— start of THE RECORDS —

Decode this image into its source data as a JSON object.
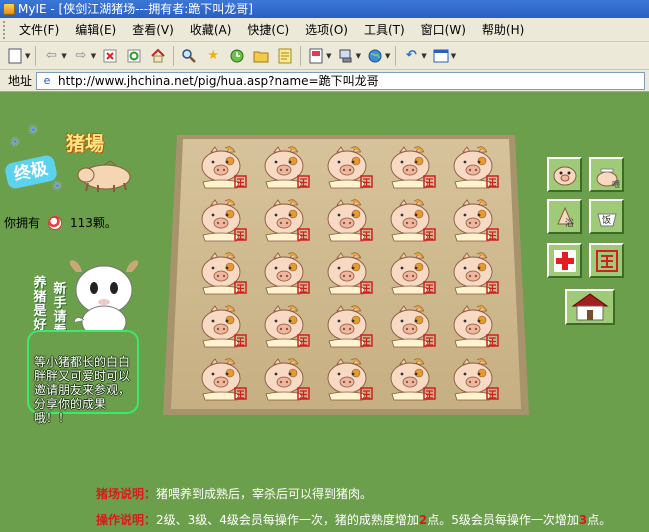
{
  "window": {
    "title": "MyIE - [侠剑江湖猪场---拥有者:跪下叫龙哥]"
  },
  "menu": [
    {
      "label": "文件(F)"
    },
    {
      "label": "编辑(E)"
    },
    {
      "label": "查看(V)"
    },
    {
      "label": "收藏(A)"
    },
    {
      "label": "快捷(C)"
    },
    {
      "label": "选项(O)"
    },
    {
      "label": "工具(T)"
    },
    {
      "label": "窗口(W)"
    },
    {
      "label": "帮助(H)"
    }
  ],
  "toolbar": {
    "icons": [
      "new-page-icon",
      "back-icon",
      "forward-icon",
      "stop-icon",
      "refresh-icon",
      "home-icon",
      "search-icon",
      "favorites-star-icon",
      "history-icon",
      "folder-icon",
      "notes-icon",
      "page-icon",
      "proxy-icon",
      "globe-icon",
      "undo-icon",
      "window-icon"
    ]
  },
  "address": {
    "label": "地址",
    "url": "http://www.jhchina.net/pig/hua.asp?name=跪下叫龙哥"
  },
  "page": {
    "logo_badge": "终极",
    "logo_title": "猪場",
    "owned_prefix": "你拥有",
    "owned_count": "113颗。",
    "vertical_left": "养猪是好娱乐",
    "vertical_right": "新手请看",
    "bubble_text": "等小猪都长的白白胖胖又可爱时可以邀请朋友来参观，分享你的成果哦！！",
    "pig_grid": {
      "rows": 5,
      "cols": 5
    },
    "actions": [
      {
        "name": "pig-face-action",
        "icon": "pig-face-icon"
      },
      {
        "name": "feed-action",
        "icon": "feed-icon"
      },
      {
        "name": "bath-action",
        "icon": "bath-icon"
      },
      {
        "name": "food-bowl-action",
        "icon": "food-bowl-icon"
      },
      {
        "name": "medic-action",
        "icon": "red-cross-icon"
      },
      {
        "name": "stamp-action",
        "icon": "stamp-icon"
      }
    ],
    "note1_label": "猪场说明：",
    "note1_text": "猪喂养到成熟后，宰杀后可以得到猪肉。",
    "note2_label": "操作说明：",
    "note2_a": "2级、3级、4级会员每操作一次，猪的成熟度增加",
    "note2_b": "2",
    "note2_c": "点。5级会员每操作一次增加",
    "note2_d": "3",
    "note2_e": "点。"
  },
  "colors": {
    "background": "#6c9f4c",
    "field_floor": "#c9b48a",
    "highlight_red": "#d61c1c",
    "bubble_border": "#3ce86e"
  }
}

— end of THE RECORDS —

■ **AIM**: Select every line in the records above that contains the word "跪下叫龙哥".

■ **RESPONSE**:
    "title": "MyIE - [侠剑江湖猪场---拥有者:跪下叫龙哥]"
    "url": "http://www.jhchina.net/pig/hua.asp?name=跪下叫龙哥"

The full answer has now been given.